-- Begin PROVIDED TEXT --

You know, at the time, this was like 10 times bigger than anything we've ever run on. And my answer, you know, trying to be as honest as I could, you know, I don't, you know, I don't want to promise things we can't deliver. I said, I don't know. And, you know, that was fine. They were like, okay, we get that. You know, you know, and they're like, can we work through this with you?

Do you have commitment to help us be successful? I said, I don't know, but, you know, we'll make you be successful. Um, and so we worked through all the technical details, et cetera. Now I won't forget after that meeting, the team lead of that pulled me aside and said, you know, that was a great meeting. We're super excited about the technology, but if I could give you one piece of [00:35:00] advice, You shouldn't have said, I don't know what you should have said is we're committed to make it work for you because he's like, this is such a critical layer for us that this is make or break for us as an organization.

And so I don't know is not a confidence inspiring answer, right? And we get it. You were trying to be technically honest and not, you know, blow smoke. But, you know, I think what we needed to hear from you is a conviction to our success. And so that was a profoundly impactful meeting for me. And it changed the way I interact with a lot of our customers, which is It makes you realize the bedrock of a lot of this stuff is trust.

Someone saying, can I trust you that I'm going to make a bet with my career that this is the right technology? And you need to look them in the eye and say, yes. You know? And, uh, you know, it's been a great relationship with them. They were, you know, huge user, advocate, customer. You know, still are right. So, but it was just it was a meeting like that.

There was really very impactful on how I think about, you know, how you engage with

Armon: customers. Logan: it

Logan: goes back to what, what are customers actually buying? And it's some combination of, of. The, the software, the service, the trust, the [00:36:00] confidence, all that stuff is, is, uh, intertwined in so many different ways.

-- End PROVIDED TEXT --
-- Begin PROVIDED DATA --

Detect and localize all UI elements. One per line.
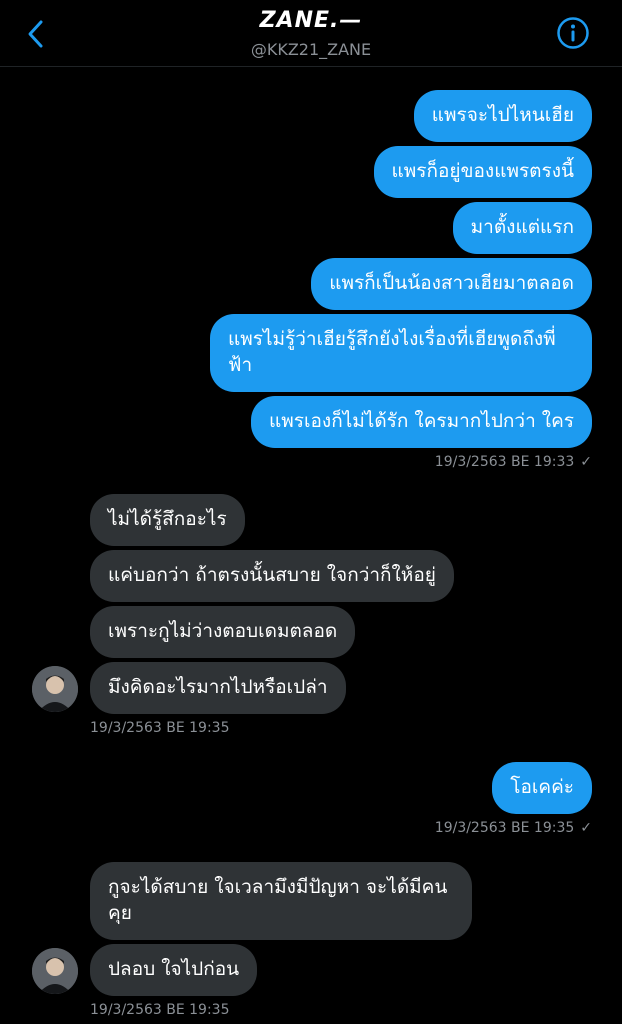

-- End PROVIDED DATA --

# YOUR GOAL:
From the interview transcript above, output the passage that begins with the words containing "Someone saying, can" and ends with "many different ways.", copied word for word.

# FINAL RESULT:
Someone saying, can I trust you that I'm going to make a bet with my career that this is the right technology? And you need to look them in the eye and say, yes. You know? And, uh, you know, it's been a great relationship with them. They were, you know, huge user, advocate, customer. You know, still are right. So, but it was just it was a meeting like that.

There was really very impactful on how I think about, you know, how you engage with

Armon: customers. Logan: it

Logan: goes back to what, what are customers actually buying? And it's some combination of, of. The, the software, the service, the trust, the [00:36:00] confidence, all that stuff is, is, uh, intertwined in so many different ways.